**EXERCISE INPUTS**:
☆ ☆ ☆ ☆ ☆

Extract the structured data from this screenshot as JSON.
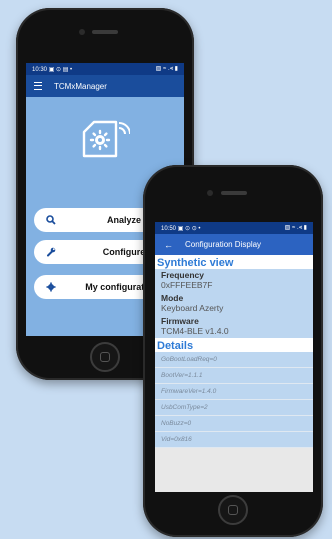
{
  "phone1": {
    "status": {
      "time": "10:30",
      "left_icons": "▣ ⊙ ▤ •",
      "right_icons": "▧ ≈ .⪡ ▮"
    },
    "app_title": "TCMxManager",
    "buttons": [
      {
        "label": "Analyze",
        "icon": "search-icon"
      },
      {
        "label": "Configure",
        "icon": "wrench-icon"
      },
      {
        "label": "My configurations",
        "icon": "gear-icon"
      }
    ]
  },
  "phone2": {
    "status": {
      "time": "10:50",
      "left_icons": "▣ ⊙ ⊙ •",
      "right_icons": "▧ ≈ .⪡ ▮"
    },
    "title": "Configuration Display",
    "synthetic": {
      "heading": "Synthetic view",
      "fields": [
        {
          "label": "Frequency",
          "value": "0xFFFEEB7F"
        },
        {
          "label": "Mode",
          "value": "Keyboard Azerty"
        },
        {
          "label": "Firmware",
          "value": "TCM4-BLE v1.4.0"
        }
      ]
    },
    "details": {
      "heading": "Details",
      "rows": [
        "GoBootLoadReq=0",
        "BootVer=1.1.1",
        "FirmwareVer=1.4.0",
        "UsbComType=2",
        "NoBuzz=0",
        "Vid=0x816"
      ]
    }
  },
  "colors": {
    "background": "#c7dcf2",
    "appbar": "#1a4d9c",
    "accent": "#2e7bd6"
  }
}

☆ ☆ ☆ ☆ ☆

**STATED EXERCISE**: Please write out all of the material above without changing a word, and omit any pictures.

**CORRECT ANSWER**:
Extract the structured data from this screenshot as JSON.
{
  "phone1": {
    "status": {
      "time": "10:30",
      "left_icons": "▣ ⊙ ▤ •",
      "right_icons": "▧ ≈ .⪡ ▮"
    },
    "app_title": "TCMxManager",
    "buttons": [
      {
        "label": "Analyze",
        "icon": "search-icon"
      },
      {
        "label": "Configure",
        "icon": "wrench-icon"
      },
      {
        "label": "My configurations",
        "icon": "gear-icon"
      }
    ]
  },
  "phone2": {
    "status": {
      "time": "10:50",
      "left_icons": "▣ ⊙ ⊙ •",
      "right_icons": "▧ ≈ .⪡ ▮"
    },
    "title": "Configuration Display",
    "synthetic": {
      "heading": "Synthetic view",
      "fields": [
        {
          "label": "Frequency",
          "value": "0xFFFEEB7F"
        },
        {
          "label": "Mode",
          "value": "Keyboard Azerty"
        },
        {
          "label": "Firmware",
          "value": "TCM4-BLE v1.4.0"
        }
      ]
    },
    "details": {
      "heading": "Details",
      "rows": [
        "GoBootLoadReq=0",
        "BootVer=1.1.1",
        "FirmwareVer=1.4.0",
        "UsbComType=2",
        "NoBuzz=0",
        "Vid=0x816"
      ]
    }
  },
  "colors": {
    "background": "#c7dcf2",
    "appbar": "#1a4d9c",
    "accent": "#2e7bd6"
  }
}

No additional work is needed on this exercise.